Dataset rows about figures:

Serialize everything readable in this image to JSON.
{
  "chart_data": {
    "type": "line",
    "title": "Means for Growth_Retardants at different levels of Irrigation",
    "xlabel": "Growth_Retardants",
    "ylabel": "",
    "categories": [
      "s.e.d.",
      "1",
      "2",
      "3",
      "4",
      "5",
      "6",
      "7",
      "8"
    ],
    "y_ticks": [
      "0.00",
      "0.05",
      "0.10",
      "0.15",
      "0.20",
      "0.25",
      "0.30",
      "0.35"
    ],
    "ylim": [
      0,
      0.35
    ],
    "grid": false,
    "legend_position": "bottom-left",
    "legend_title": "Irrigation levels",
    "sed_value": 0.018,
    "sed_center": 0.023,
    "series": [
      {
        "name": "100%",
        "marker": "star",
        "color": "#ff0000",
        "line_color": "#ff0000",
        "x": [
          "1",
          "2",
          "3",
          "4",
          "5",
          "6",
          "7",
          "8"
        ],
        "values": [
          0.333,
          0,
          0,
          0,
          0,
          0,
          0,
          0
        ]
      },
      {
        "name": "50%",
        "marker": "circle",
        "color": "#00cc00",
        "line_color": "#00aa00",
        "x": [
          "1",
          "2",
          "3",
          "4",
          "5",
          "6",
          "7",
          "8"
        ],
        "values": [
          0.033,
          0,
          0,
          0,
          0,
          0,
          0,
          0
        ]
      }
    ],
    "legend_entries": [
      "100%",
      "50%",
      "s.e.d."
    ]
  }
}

* _WHAT THE TASK REQUIRES_:
Identify the lines in the entries above that contain "Irrigation", then copy them out.

* _ANSWER TO THIS EXERCISE_:
    "title": "Means for Growth_Retardants at different levels of Irrigation",
    "legend_title": "Irrigation levels",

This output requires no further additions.